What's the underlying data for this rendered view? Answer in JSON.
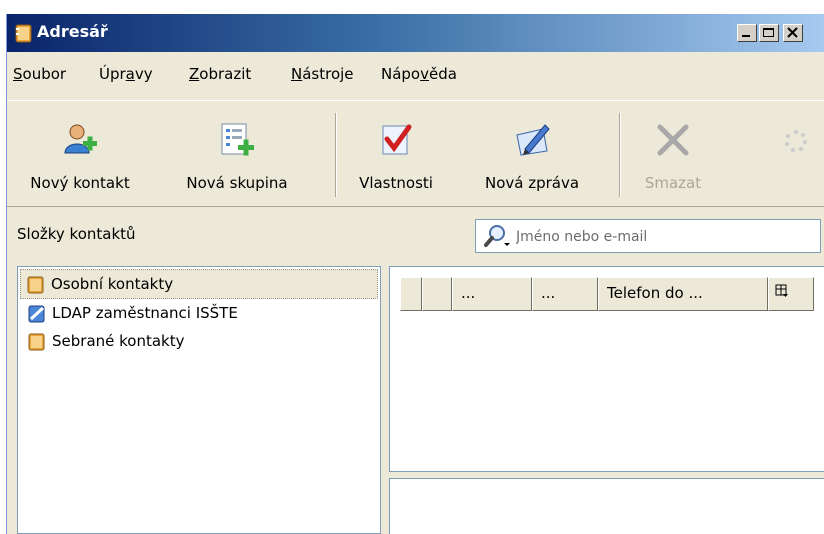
{
  "window": {
    "title": "Adresář"
  },
  "menu": {
    "items": [
      {
        "pre": "",
        "key": "S",
        "post": "oubor"
      },
      {
        "pre": "Úpr",
        "key": "a",
        "post": "vy"
      },
      {
        "pre": "",
        "key": "Z",
        "post": "obrazit"
      },
      {
        "pre": "",
        "key": "N",
        "post": "ástroje"
      },
      {
        "pre": "Nápo",
        "key": "v",
        "post": "ěda"
      }
    ]
  },
  "toolbar": {
    "new_contact": "Nový kontakt",
    "new_group": "Nová skupina",
    "properties": "Vlastnosti",
    "new_message": "Nová zpráva",
    "delete": "Smazat"
  },
  "folders": {
    "title": "Složky kontaktů",
    "items": [
      {
        "label": "Osobní kontakty",
        "icon": "addressbook-icon",
        "selected": true
      },
      {
        "label": "LDAP zaměstnanci ISŠTE",
        "icon": "ldap-directory-icon",
        "selected": false
      },
      {
        "label": "Sebrané kontakty",
        "icon": "addressbook-icon",
        "selected": false
      }
    ]
  },
  "search": {
    "placeholder": "Jméno nebo e-mail"
  },
  "contacts": {
    "columns": [
      "",
      "",
      "...",
      "...",
      "Telefon do ..."
    ]
  }
}
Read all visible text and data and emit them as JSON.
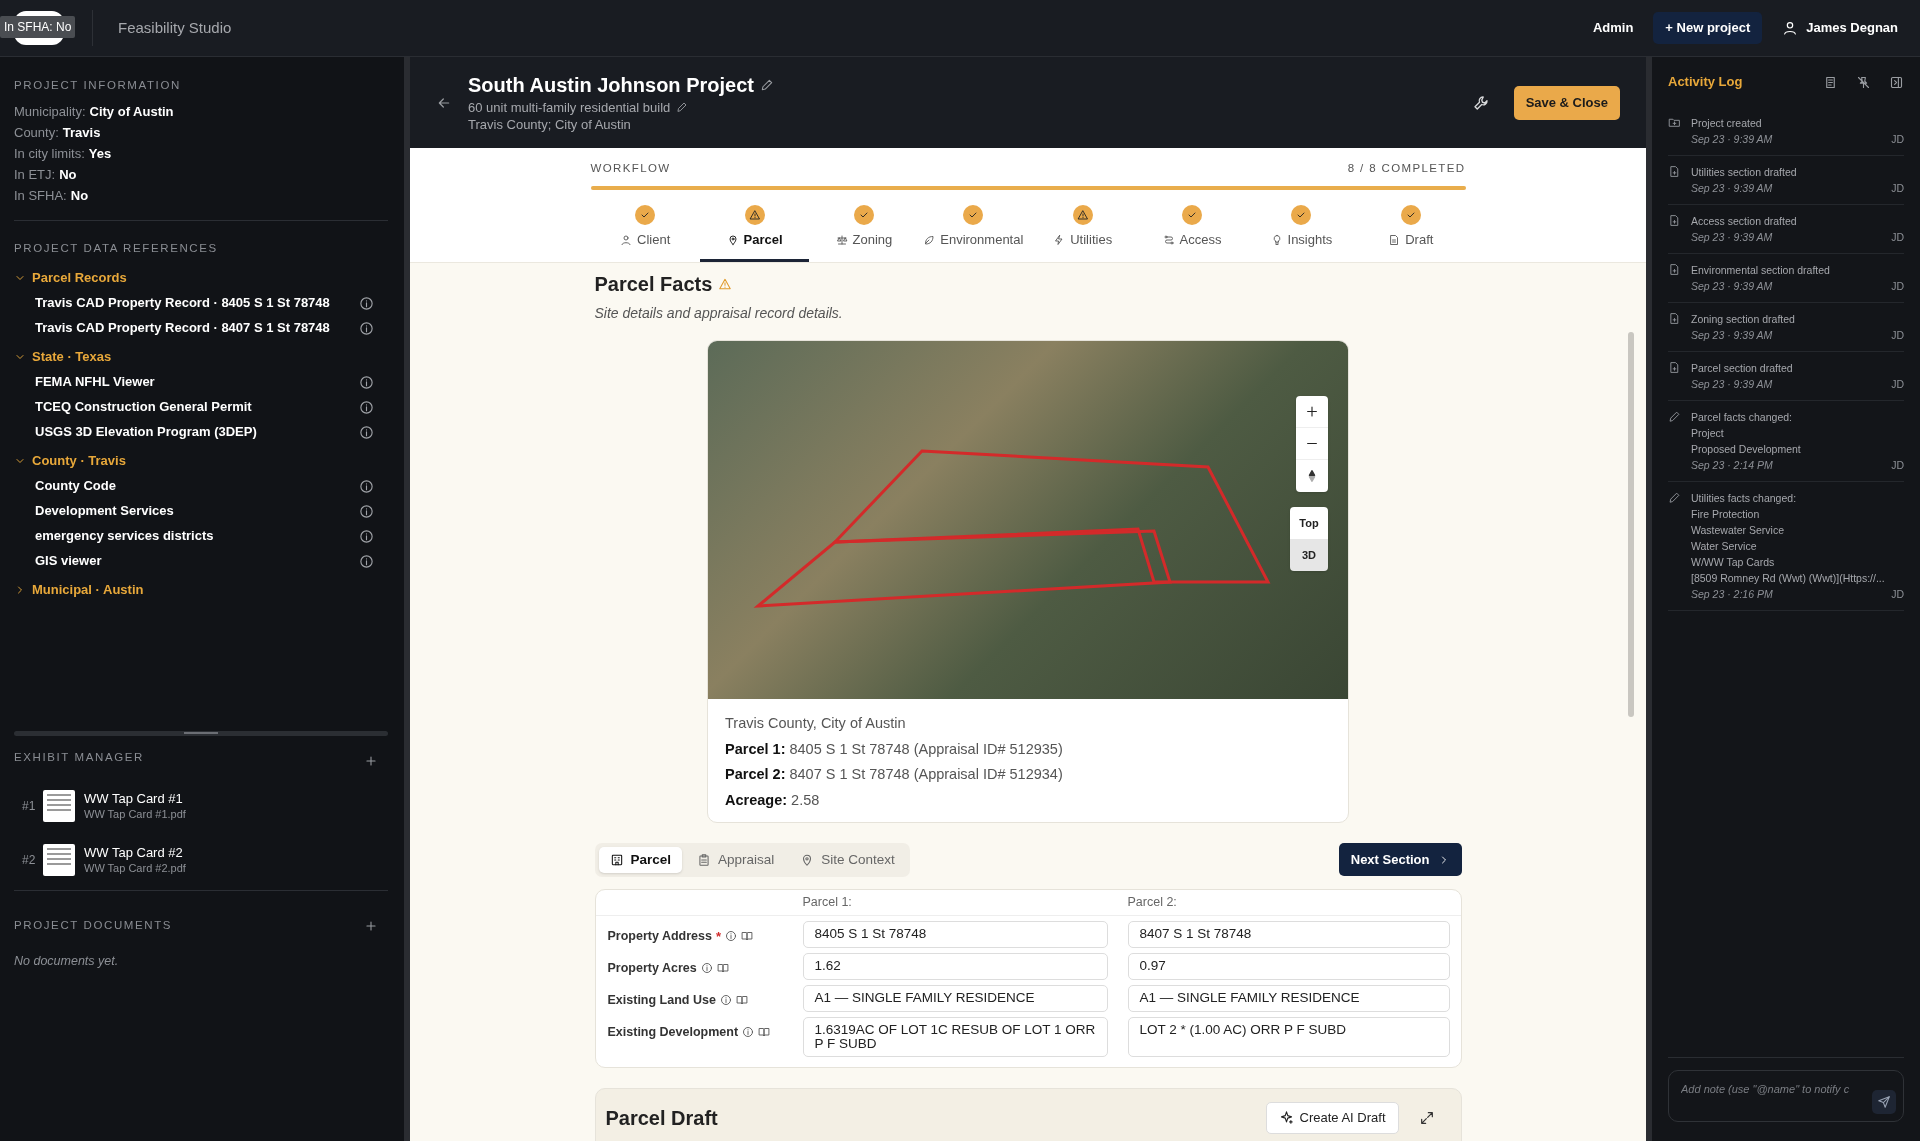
{
  "tooltip": "In SFHA: No",
  "app_title": "Feasibility Studio",
  "topbar": {
    "admin": "Admin",
    "new_project": "+ New project",
    "user": "James Degnan"
  },
  "project_information": {
    "heading": "PROJECT INFORMATION",
    "fields": [
      {
        "label": "Municipality:",
        "value": "City of Austin"
      },
      {
        "label": "County:",
        "value": "Travis"
      },
      {
        "label": "In city limits:",
        "value": "Yes"
      },
      {
        "label": "In ETJ:",
        "value": "No"
      },
      {
        "label": "In SFHA:",
        "value": "No"
      }
    ]
  },
  "data_references": {
    "heading": "PROJECT DATA REFERENCES",
    "groups": [
      {
        "label": "Parcel Records",
        "expanded": true,
        "children": [
          {
            "label": "Travis CAD Property Record · 8405 S 1 St 78748"
          },
          {
            "label": "Travis CAD Property Record · 8407 S 1 St 78748"
          }
        ]
      },
      {
        "label": "State · Texas",
        "expanded": true,
        "children": [
          {
            "label": "FEMA NFHL Viewer"
          },
          {
            "label": "TCEQ Construction General Permit"
          },
          {
            "label": "USGS 3D Elevation Program (3DEP)"
          }
        ]
      },
      {
        "label": "County · Travis",
        "expanded": true,
        "children": [
          {
            "label": "County Code"
          },
          {
            "label": "Development Services"
          },
          {
            "label": "emergency services districts"
          },
          {
            "label": "GIS viewer"
          }
        ]
      },
      {
        "label": "Municipal · Austin",
        "expanded": false
      }
    ]
  },
  "exhibit_manager": {
    "heading": "EXHIBIT MANAGER",
    "items": [
      {
        "number": "#1",
        "title": "WW Tap Card #1",
        "file": "WW Tap Card #1.pdf"
      },
      {
        "number": "#2",
        "title": "WW Tap Card #2",
        "file": "WW Tap Card #2.pdf"
      }
    ]
  },
  "project_documents": {
    "heading": "PROJECT DOCUMENTS",
    "empty": "No documents yet."
  },
  "project": {
    "title": "South Austin Johnson Project",
    "subtitle": "60 unit multi-family residential build",
    "location": "Travis County; City of Austin",
    "save": "Save & Close"
  },
  "workflow": {
    "label": "WORKFLOW",
    "progress": "8 / 8 COMPLETED",
    "level": 1,
    "steps": [
      {
        "label": "Client",
        "kind": "done",
        "selected": false
      },
      {
        "label": "Parcel",
        "kind": "warning",
        "selected": true
      },
      {
        "label": "Zoning",
        "kind": "done",
        "selected": false
      },
      {
        "label": "Environmental",
        "kind": "done",
        "selected": false
      },
      {
        "label": "Utilities",
        "kind": "warning",
        "selected": false
      },
      {
        "label": "Access",
        "kind": "done",
        "selected": false
      },
      {
        "label": "Insights",
        "kind": "done",
        "selected": false
      },
      {
        "label": "Draft",
        "kind": "done",
        "selected": false
      }
    ]
  },
  "section": {
    "title": "Parcel Facts",
    "warning": true,
    "subtitle": "Site details and appraisal record details."
  },
  "map": {
    "views": [
      {
        "label": "Top",
        "selected": false
      },
      {
        "label": "3D",
        "selected": true
      }
    ],
    "location": "Travis County, City of Austin",
    "facts": [
      {
        "label": "Parcel 1:",
        "value": "8405 S 1 St 78748 (Appraisal ID# 512935)"
      },
      {
        "label": "Parcel 2:",
        "value": "8407 S 1 St 78748 (Appraisal ID# 512934)"
      },
      {
        "label": "Acreage:",
        "value": "2.58"
      }
    ]
  },
  "subtabs": [
    {
      "label": "Parcel",
      "selected": true
    },
    {
      "label": "Appraisal",
      "selected": false
    },
    {
      "label": "Site Context",
      "selected": false
    }
  ],
  "next_section": "Next Section",
  "form": {
    "columns": [
      "Parcel 1:",
      "Parcel 2:"
    ],
    "rows": [
      {
        "label": "Property Address",
        "required_marker": "*",
        "values": [
          "8405 S 1 St 78748",
          "8407 S 1 St 78748"
        ]
      },
      {
        "label": "Property Acres",
        "values": [
          "1.62",
          "0.97"
        ]
      },
      {
        "label": "Existing Land Use",
        "values": [
          "A1 — SINGLE FAMILY RESIDENCE",
          "A1 — SINGLE FAMILY RESIDENCE"
        ]
      },
      {
        "label": "Existing Development",
        "values": [
          "1.6319AC OF LOT 1C RESUB OF LOT 1 ORR P F SUBD",
          "LOT 2 * (1.00 AC) ORR P F SUBD"
        ]
      }
    ]
  },
  "draft": {
    "title": "Parcel Draft",
    "create": "Create AI Draft"
  },
  "activity_log": {
    "title": "Activity Log",
    "entries": [
      {
        "kind": "folder",
        "lines": [
          "Project created"
        ],
        "time": "Sep 23 · 9:39 AM",
        "initials": "JD"
      },
      {
        "kind": "file",
        "lines": [
          "Utilities section drafted"
        ],
        "time": "Sep 23 · 9:39 AM",
        "initials": "JD"
      },
      {
        "kind": "file",
        "lines": [
          "Access section drafted"
        ],
        "time": "Sep 23 · 9:39 AM",
        "initials": "JD"
      },
      {
        "kind": "file",
        "lines": [
          "Environmental section drafted"
        ],
        "time": "Sep 23 · 9:39 AM",
        "initials": "JD"
      },
      {
        "kind": "file",
        "lines": [
          "Zoning section drafted"
        ],
        "time": "Sep 23 · 9:39 AM",
        "initials": "JD"
      },
      {
        "kind": "file",
        "lines": [
          "Parcel section drafted"
        ],
        "time": "Sep 23 · 9:39 AM",
        "initials": "JD"
      },
      {
        "kind": "edit",
        "lines": [
          "Parcel facts changed:",
          "Project",
          "Proposed Development"
        ],
        "time": "Sep 23 · 2:14 PM",
        "initials": "JD"
      },
      {
        "kind": "edit",
        "lines": [
          "Utilities facts changed:",
          "Fire Protection",
          "Wastewater Service",
          "Water Service",
          "W/WW Tap Cards",
          "[8509 Romney Rd (Wwt) (Wwt)](Https://..."
        ],
        "time": "Sep 23 · 2:16 PM",
        "initials": "JD"
      }
    ],
    "note_placeholder": "Add note (use \"@name\" to notify c"
  }
}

# # # # # # #

STATED EXERCISE
Scan the listing above and identify each line holding the string "Utilities"; copy every such line.

WRITTEN ANSWER
        "label": "Utilities",
          "Utilities section drafted"
          "Utilities facts changed:",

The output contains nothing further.